#### What you should do
Repeat the full listing, word for word.

#### Given records
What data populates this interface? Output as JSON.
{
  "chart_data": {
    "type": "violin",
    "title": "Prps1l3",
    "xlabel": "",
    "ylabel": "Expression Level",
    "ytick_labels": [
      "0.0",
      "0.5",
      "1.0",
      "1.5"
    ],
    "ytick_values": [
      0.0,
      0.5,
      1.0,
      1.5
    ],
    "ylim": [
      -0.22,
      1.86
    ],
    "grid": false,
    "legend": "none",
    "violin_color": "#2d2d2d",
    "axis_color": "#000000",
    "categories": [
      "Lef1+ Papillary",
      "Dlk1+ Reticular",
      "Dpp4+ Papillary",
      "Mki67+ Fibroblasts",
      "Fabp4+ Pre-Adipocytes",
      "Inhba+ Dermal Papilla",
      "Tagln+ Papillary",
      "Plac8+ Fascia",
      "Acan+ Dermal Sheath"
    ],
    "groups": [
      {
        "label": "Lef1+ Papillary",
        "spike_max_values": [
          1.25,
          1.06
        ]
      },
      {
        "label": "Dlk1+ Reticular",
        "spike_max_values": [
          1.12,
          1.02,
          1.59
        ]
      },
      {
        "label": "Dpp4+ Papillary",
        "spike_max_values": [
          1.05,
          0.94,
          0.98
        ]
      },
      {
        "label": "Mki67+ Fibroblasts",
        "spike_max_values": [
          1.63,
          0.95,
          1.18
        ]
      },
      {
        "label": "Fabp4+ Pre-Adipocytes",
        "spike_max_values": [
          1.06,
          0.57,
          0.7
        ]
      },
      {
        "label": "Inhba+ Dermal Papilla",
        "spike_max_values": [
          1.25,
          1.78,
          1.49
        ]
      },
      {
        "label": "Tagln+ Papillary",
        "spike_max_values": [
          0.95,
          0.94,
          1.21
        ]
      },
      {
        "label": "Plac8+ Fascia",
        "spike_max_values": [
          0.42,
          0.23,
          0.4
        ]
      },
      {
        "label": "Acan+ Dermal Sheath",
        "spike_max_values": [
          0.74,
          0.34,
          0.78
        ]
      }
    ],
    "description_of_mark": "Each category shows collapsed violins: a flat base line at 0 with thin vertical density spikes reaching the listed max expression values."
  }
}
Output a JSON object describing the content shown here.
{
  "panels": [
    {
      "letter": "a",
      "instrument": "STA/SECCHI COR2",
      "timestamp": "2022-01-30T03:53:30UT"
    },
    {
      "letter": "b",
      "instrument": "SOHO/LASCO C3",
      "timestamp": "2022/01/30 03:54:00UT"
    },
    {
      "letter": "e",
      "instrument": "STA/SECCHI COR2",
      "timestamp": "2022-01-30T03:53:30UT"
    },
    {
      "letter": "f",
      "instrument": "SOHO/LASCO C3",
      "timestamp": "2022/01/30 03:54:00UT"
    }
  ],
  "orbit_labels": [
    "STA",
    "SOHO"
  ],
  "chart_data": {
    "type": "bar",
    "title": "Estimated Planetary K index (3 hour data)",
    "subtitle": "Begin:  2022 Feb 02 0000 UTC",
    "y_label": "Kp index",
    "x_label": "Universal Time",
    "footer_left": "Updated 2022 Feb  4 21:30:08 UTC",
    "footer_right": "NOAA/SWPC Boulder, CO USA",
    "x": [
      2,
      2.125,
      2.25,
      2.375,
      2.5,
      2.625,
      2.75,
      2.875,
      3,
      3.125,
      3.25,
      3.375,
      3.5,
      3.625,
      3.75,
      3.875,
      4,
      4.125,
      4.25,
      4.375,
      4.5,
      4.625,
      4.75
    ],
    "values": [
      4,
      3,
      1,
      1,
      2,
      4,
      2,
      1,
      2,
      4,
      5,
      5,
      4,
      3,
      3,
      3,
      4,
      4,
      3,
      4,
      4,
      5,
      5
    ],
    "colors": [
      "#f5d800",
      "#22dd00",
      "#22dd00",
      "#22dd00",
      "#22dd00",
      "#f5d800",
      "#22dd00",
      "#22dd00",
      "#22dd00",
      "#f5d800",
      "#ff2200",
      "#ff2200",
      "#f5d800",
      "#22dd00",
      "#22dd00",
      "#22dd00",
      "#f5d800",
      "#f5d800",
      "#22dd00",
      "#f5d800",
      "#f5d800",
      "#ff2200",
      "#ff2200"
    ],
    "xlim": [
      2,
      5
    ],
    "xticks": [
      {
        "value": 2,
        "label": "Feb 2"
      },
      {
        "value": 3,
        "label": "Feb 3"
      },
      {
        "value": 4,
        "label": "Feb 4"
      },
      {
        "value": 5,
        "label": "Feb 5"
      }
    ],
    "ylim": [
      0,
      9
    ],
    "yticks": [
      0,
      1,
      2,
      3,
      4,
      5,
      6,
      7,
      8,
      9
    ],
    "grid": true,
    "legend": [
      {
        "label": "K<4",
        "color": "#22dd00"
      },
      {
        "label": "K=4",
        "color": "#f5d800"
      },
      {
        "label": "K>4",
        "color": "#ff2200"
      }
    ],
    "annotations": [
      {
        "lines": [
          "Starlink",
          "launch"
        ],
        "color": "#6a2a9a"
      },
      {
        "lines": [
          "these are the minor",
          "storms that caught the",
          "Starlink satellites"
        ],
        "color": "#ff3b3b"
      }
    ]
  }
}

#### The completed task
What data populates this interface? Output as JSON.
{
  "chart_data": {
    "type": "violin",
    "title": "Prps1l3",
    "xlabel": "",
    "ylabel": "Expression Level",
    "ytick_labels": [
      "0.0",
      "0.5",
      "1.0",
      "1.5"
    ],
    "ytick_values": [
      0.0,
      0.5,
      1.0,
      1.5
    ],
    "ylim": [
      -0.22,
      1.86
    ],
    "grid": false,
    "legend": "none",
    "violin_color": "#2d2d2d",
    "axis_color": "#000000",
    "categories": [
      "Lef1+ Papillary",
      "Dlk1+ Reticular",
      "Dpp4+ Papillary",
      "Mki67+ Fibroblasts",
      "Fabp4+ Pre-Adipocytes",
      "Inhba+ Dermal Papilla",
      "Tagln+ Papillary",
      "Plac8+ Fascia",
      "Acan+ Dermal Sheath"
    ],
    "groups": [
      {
        "label": "Lef1+ Papillary",
        "spike_max_values": [
          1.25,
          1.06
        ]
      },
      {
        "label": "Dlk1+ Reticular",
        "spike_max_values": [
          1.12,
          1.02,
          1.59
        ]
      },
      {
        "label": "Dpp4+ Papillary",
        "spike_max_values": [
          1.05,
          0.94,
          0.98
        ]
      },
      {
        "label": "Mki67+ Fibroblasts",
        "spike_max_values": [
          1.63,
          0.95,
          1.18
        ]
      },
      {
        "label": "Fabp4+ Pre-Adipocytes",
        "spike_max_values": [
          1.06,
          0.57,
          0.7
        ]
      },
      {
        "label": "Inhba+ Dermal Papilla",
        "spike_max_values": [
          1.25,
          1.78,
          1.49
        ]
      },
      {
        "label": "Tagln+ Papillary",
        "spike_max_values": [
          0.95,
          0.94,
          1.21
        ]
      },
      {
        "label": "Plac8+ Fascia",
        "spike_max_values": [
          0.42,
          0.23,
          0.4
        ]
      },
      {
        "label": "Acan+ Dermal Sheath",
        "spike_max_values": [
          0.74,
          0.34,
          0.78
        ]
      }
    ],
    "description_of_mark": "Each category shows collapsed violins: a flat base line at 0 with thin vertical density spikes reaching the listed max expression values."
  }
}
Output a JSON object describing the content shown here.
{
  "panels": [
    {
      "letter": "a",
      "instrument": "STA/SECCHI COR2",
      "timestamp": "2022-01-30T03:53:30UT"
    },
    {
      "letter": "b",
      "instrument": "SOHO/LASCO C3",
      "timestamp": "2022/01/30 03:54:00UT"
    },
    {
      "letter": "e",
      "instrument": "STA/SECCHI COR2",
      "timestamp": "2022-01-30T03:53:30UT"
    },
    {
      "letter": "f",
      "instrument": "SOHO/LASCO C3",
      "timestamp": "2022/01/30 03:54:00UT"
    }
  ],
  "orbit_labels": [
    "STA",
    "SOHO"
  ],
  "chart_data": {
    "type": "bar",
    "title": "Estimated Planetary K index (3 hour data)",
    "subtitle": "Begin:  2022 Feb 02 0000 UTC",
    "y_label": "Kp index",
    "x_label": "Universal Time",
    "footer_left": "Updated 2022 Feb  4 21:30:08 UTC",
    "footer_right": "NOAA/SWPC Boulder, CO USA",
    "x": [
      2,
      2.125,
      2.25,
      2.375,
      2.5,
      2.625,
      2.75,
      2.875,
      3,
      3.125,
      3.25,
      3.375,
      3.5,
      3.625,
      3.75,
      3.875,
      4,
      4.125,
      4.25,
      4.375,
      4.5,
      4.625,
      4.75
    ],
    "values": [
      4,
      3,
      1,
      1,
      2,
      4,
      2,
      1,
      2,
      4,
      5,
      5,
      4,
      3,
      3,
      3,
      4,
      4,
      3,
      4,
      4,
      5,
      5
    ],
    "colors": [
      "#f5d800",
      "#22dd00",
      "#22dd00",
      "#22dd00",
      "#22dd00",
      "#f5d800",
      "#22dd00",
      "#22dd00",
      "#22dd00",
      "#f5d800",
      "#ff2200",
      "#ff2200",
      "#f5d800",
      "#22dd00",
      "#22dd00",
      "#22dd00",
      "#f5d800",
      "#f5d800",
      "#22dd00",
      "#f5d800",
      "#f5d800",
      "#ff2200",
      "#ff2200"
    ],
    "xlim": [
      2,
      5
    ],
    "xticks": [
      {
        "value": 2,
        "label": "Feb 2"
      },
      {
        "value": 3,
        "label": "Feb 3"
      },
      {
        "value": 4,
        "label": "Feb 4"
      },
      {
        "value": 5,
        "label": "Feb 5"
      }
    ],
    "ylim": [
      0,
      9
    ],
    "yticks": [
      0,
      1,
      2,
      3,
      4,
      5,
      6,
      7,
      8,
      9
    ],
    "grid": true,
    "legend": [
      {
        "label": "K<4",
        "color": "#22dd00"
      },
      {
        "label": "K=4",
        "color": "#f5d800"
      },
      {
        "label": "K>4",
        "color": "#ff2200"
      }
    ],
    "annotations": [
      {
        "lines": [
          "Starlink",
          "launch"
        ],
        "color": "#6a2a9a"
      },
      {
        "lines": [
          "these are the minor",
          "storms that caught the",
          "Starlink satellites"
        ],
        "color": "#ff3b3b"
      }
    ]
  }
}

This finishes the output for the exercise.